--- Work required ---
Exclude any images and output the remaining records exactly.

--- Stored rows ---

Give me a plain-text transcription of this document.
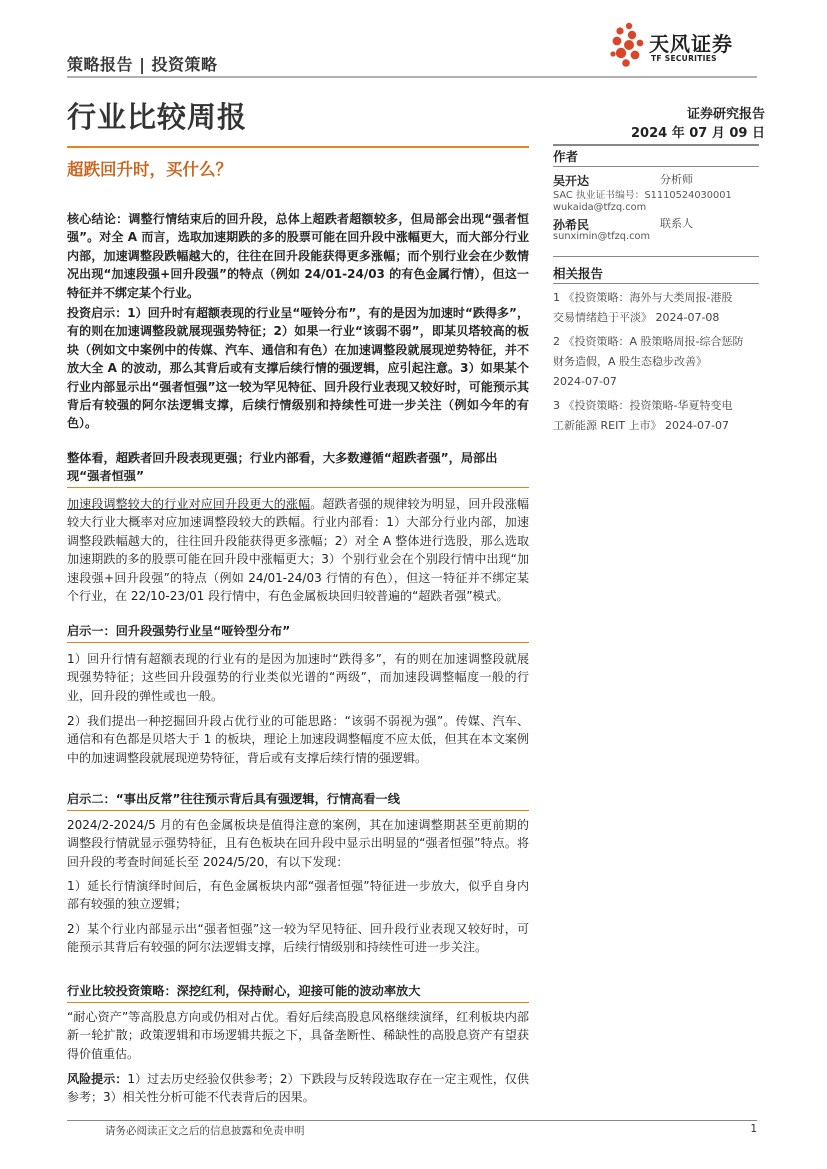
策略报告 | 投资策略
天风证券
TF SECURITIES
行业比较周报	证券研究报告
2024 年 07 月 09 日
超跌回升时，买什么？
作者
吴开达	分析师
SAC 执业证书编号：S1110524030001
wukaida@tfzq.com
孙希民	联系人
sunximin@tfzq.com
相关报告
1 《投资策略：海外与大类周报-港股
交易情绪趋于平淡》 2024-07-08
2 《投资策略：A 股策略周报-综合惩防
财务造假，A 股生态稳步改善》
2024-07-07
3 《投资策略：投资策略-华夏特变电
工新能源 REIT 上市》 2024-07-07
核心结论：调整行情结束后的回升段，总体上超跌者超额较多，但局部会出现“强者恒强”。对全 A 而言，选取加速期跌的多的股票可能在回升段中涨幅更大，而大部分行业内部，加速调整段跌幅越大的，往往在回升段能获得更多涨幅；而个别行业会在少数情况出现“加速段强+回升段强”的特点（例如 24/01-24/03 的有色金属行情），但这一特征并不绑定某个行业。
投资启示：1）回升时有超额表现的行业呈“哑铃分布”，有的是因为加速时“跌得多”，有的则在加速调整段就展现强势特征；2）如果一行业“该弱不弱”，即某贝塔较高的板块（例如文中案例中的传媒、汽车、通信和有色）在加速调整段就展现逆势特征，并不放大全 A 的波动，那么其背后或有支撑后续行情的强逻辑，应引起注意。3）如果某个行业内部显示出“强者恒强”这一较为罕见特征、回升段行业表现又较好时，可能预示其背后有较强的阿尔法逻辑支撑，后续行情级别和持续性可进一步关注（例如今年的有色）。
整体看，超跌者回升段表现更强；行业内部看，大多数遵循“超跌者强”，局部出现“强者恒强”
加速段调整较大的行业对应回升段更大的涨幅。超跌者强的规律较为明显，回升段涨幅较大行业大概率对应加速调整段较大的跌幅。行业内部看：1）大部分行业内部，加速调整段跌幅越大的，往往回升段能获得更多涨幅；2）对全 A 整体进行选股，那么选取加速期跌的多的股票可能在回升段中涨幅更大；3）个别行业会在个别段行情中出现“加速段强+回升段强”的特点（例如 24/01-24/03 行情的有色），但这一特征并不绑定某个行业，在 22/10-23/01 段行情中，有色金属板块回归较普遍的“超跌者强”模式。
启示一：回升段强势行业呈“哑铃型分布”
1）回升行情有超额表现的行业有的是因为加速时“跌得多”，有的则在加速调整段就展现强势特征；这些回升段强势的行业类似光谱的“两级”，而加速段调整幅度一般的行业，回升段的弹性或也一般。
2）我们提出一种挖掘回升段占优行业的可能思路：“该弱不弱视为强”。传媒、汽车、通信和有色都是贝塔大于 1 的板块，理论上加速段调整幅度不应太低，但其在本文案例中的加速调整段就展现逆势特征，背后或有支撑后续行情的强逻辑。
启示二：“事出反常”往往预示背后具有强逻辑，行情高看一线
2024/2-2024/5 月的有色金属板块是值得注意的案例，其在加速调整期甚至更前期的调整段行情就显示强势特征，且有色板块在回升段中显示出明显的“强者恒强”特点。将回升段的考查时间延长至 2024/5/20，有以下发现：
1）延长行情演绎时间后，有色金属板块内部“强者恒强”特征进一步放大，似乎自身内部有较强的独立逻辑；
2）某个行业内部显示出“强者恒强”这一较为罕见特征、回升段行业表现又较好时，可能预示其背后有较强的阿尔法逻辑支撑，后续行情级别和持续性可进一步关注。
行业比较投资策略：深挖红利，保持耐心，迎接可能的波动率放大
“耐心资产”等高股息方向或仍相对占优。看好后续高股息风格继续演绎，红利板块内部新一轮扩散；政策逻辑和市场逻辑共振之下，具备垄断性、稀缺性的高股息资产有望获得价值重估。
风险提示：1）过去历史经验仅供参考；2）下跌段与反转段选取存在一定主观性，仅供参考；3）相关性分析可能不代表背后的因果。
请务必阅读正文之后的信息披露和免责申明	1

--- Answer to the problem ---
Give me a plain-text transcription of this document.
策略报告 | 投资策略
天风证券
TF SECURITIES
行业比较周报	证券研究报告
2024 年 07 月 09 日
超跌回升时，买什么？
作者
吴开达	分析师
SAC 执业证书编号：S1110524030001
wukaida@tfzq.com
孙希民	联系人
sunximin@tfzq.com
相关报告
1 《投资策略：海外与大类周报-港股
交易情绪趋于平淡》 2024-07-08
2 《投资策略：A 股策略周报-综合惩防
财务造假，A 股生态稳步改善》
2024-07-07
3 《投资策略：投资策略-华夏特变电
工新能源 REIT 上市》 2024-07-07
核心结论：调整行情结束后的回升段，总体上超跌者超额较多，但局部会出现“强者恒强”。对全 A 而言，选取加速期跌的多的股票可能在回升段中涨幅更大，而大部分行业内部，加速调整段跌幅越大的，往往在回升段能获得更多涨幅；而个别行业会在少数情况出现“加速段强+回升段强”的特点（例如 24/01-24/03 的有色金属行情），但这一特征并不绑定某个行业。
投资启示：1）回升时有超额表现的行业呈“哑铃分布”，有的是因为加速时“跌得多”，有的则在加速调整段就展现强势特征；2）如果一行业“该弱不弱”，即某贝塔较高的板块（例如文中案例中的传媒、汽车、通信和有色）在加速调整段就展现逆势特征，并不放大全 A 的波动，那么其背后或有支撑后续行情的强逻辑，应引起注意。3）如果某个行业内部显示出“强者恒强”这一较为罕见特征、回升段行业表现又较好时，可能预示其背后有较强的阿尔法逻辑支撑，后续行情级别和持续性可进一步关注（例如今年的有色）。
整体看，超跌者回升段表现更强；行业内部看，大多数遵循“超跌者强”，局部出现“强者恒强”
加速段调整较大的行业对应回升段更大的涨幅。超跌者强的规律较为明显，回升段涨幅较大行业大概率对应加速调整段较大的跌幅。行业内部看：1）大部分行业内部，加速调整段跌幅越大的，往往回升段能获得更多涨幅；2）对全 A 整体进行选股，那么选取加速期跌的多的股票可能在回升段中涨幅更大；3）个别行业会在个别段行情中出现“加速段强+回升段强”的特点（例如 24/01-24/03 行情的有色），但这一特征并不绑定某个行业，在 22/10-23/01 段行情中，有色金属板块回归较普遍的“超跌者强”模式。
启示一：回升段强势行业呈“哑铃型分布”
1）回升行情有超额表现的行业有的是因为加速时“跌得多”，有的则在加速调整段就展现强势特征；这些回升段强势的行业类似光谱的“两级”，而加速段调整幅度一般的行业，回升段的弹性或也一般。
2）我们提出一种挖掘回升段占优行业的可能思路：“该弱不弱视为强”。传媒、汽车、通信和有色都是贝塔大于 1 的板块，理论上加速段调整幅度不应太低，但其在本文案例中的加速调整段就展现逆势特征，背后或有支撑后续行情的强逻辑。
启示二：“事出反常”往往预示背后具有强逻辑，行情高看一线
2024/2-2024/5 月的有色金属板块是值得注意的案例，其在加速调整期甚至更前期的调整段行情就显示强势特征，且有色板块在回升段中显示出明显的“强者恒强”特点。将回升段的考查时间延长至 2024/5/20，有以下发现：
1）延长行情演绎时间后，有色金属板块内部“强者恒强”特征进一步放大，似乎自身内部有较强的独立逻辑；
2）某个行业内部显示出“强者恒强”这一较为罕见特征、回升段行业表现又较好时，可能预示其背后有较强的阿尔法逻辑支撑，后续行情级别和持续性可进一步关注。
行业比较投资策略：深挖红利，保持耐心，迎接可能的波动率放大
“耐心资产”等高股息方向或仍相对占优。看好后续高股息风格继续演绎，红利板块内部新一轮扩散；政策逻辑和市场逻辑共振之下，具备垄断性、稀缺性的高股息资产有望获得价值重估。
风险提示：1）过去历史经验仅供参考；2）下跌段与反转段选取存在一定主观性，仅供参考；3）相关性分析可能不代表背后的因果。
请务必阅读正文之后的信息披露和免责申明	1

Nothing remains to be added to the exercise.